Available data:
○ ○ ○ ○ ○

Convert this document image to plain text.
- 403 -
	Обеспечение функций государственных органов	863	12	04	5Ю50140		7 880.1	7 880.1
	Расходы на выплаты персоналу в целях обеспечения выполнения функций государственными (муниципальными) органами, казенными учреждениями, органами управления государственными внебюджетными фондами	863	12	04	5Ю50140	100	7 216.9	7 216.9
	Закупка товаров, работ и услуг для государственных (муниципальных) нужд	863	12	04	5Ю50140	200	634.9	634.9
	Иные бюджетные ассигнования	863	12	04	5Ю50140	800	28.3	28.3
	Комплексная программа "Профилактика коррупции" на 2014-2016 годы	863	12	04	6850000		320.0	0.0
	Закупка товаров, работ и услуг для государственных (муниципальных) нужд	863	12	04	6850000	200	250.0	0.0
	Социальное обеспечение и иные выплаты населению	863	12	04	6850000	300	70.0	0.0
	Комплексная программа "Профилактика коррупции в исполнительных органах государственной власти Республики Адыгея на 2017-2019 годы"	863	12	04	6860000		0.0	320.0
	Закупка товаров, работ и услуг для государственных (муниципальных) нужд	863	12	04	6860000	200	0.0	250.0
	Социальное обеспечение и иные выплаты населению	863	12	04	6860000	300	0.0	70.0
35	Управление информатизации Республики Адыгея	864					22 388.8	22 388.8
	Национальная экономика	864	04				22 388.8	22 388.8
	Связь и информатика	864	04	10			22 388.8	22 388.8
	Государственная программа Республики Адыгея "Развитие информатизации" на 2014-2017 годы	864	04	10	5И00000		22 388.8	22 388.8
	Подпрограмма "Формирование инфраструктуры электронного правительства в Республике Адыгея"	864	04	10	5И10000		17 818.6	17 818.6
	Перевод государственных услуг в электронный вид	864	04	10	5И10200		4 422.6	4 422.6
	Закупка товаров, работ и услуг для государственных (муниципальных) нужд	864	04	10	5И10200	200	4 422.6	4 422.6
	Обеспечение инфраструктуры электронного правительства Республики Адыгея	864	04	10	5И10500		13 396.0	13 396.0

○ ○ ○ ○ ○

Exercise: Repeat the data verbatim.

Task solution:
Convert this document image to plain text.
- 403 -
	Обеспечение функций государственных органов	863	12	04	5Ю50140		7 880.1	7 880.1
	Расходы на выплаты персоналу в целях обеспечения выполнения функций государственными (муниципальными) органами, казенными учреждениями, органами управления государственными внебюджетными фондами	863	12	04	5Ю50140	100	7 216.9	7 216.9
	Закупка товаров, работ и услуг для государственных (муниципальных) нужд	863	12	04	5Ю50140	200	634.9	634.9
	Иные бюджетные ассигнования	863	12	04	5Ю50140	800	28.3	28.3
	Комплексная программа "Профилактика коррупции" на 2014-2016 годы	863	12	04	6850000		320.0	0.0
	Закупка товаров, работ и услуг для государственных (муниципальных) нужд	863	12	04	6850000	200	250.0	0.0
	Социальное обеспечение и иные выплаты населению	863	12	04	6850000	300	70.0	0.0
	Комплексная программа "Профилактика коррупции в исполнительных органах государственной власти Республики Адыгея на 2017-2019 годы"	863	12	04	6860000		0.0	320.0
	Закупка товаров, работ и услуг для государственных (муниципальных) нужд	863	12	04	6860000	200	0.0	250.0
	Социальное обеспечение и иные выплаты населению	863	12	04	6860000	300	0.0	70.0
35	Управление информатизации Республики Адыгея	864					22 388.8	22 388.8
	Национальная экономика	864	04				22 388.8	22 388.8
	Связь и информатика	864	04	10			22 388.8	22 388.8
	Государственная программа Республики Адыгея "Развитие информатизации" на 2014-2017 годы	864	04	10	5И00000		22 388.8	22 388.8
	Подпрограмма "Формирование инфраструктуры электронного правительства в Республике Адыгея"	864	04	10	5И10000		17 818.6	17 818.6
	Перевод государственных услуг в электронный вид	864	04	10	5И10200		4 422.6	4 422.6
	Закупка товаров, работ и услуг для государственных (муниципальных) нужд	864	04	10	5И10200	200	4 422.6	4 422.6
	Обеспечение инфраструктуры электронного правительства Республики Адыгея	864	04	10	5И10500		13 396.0	13 396.0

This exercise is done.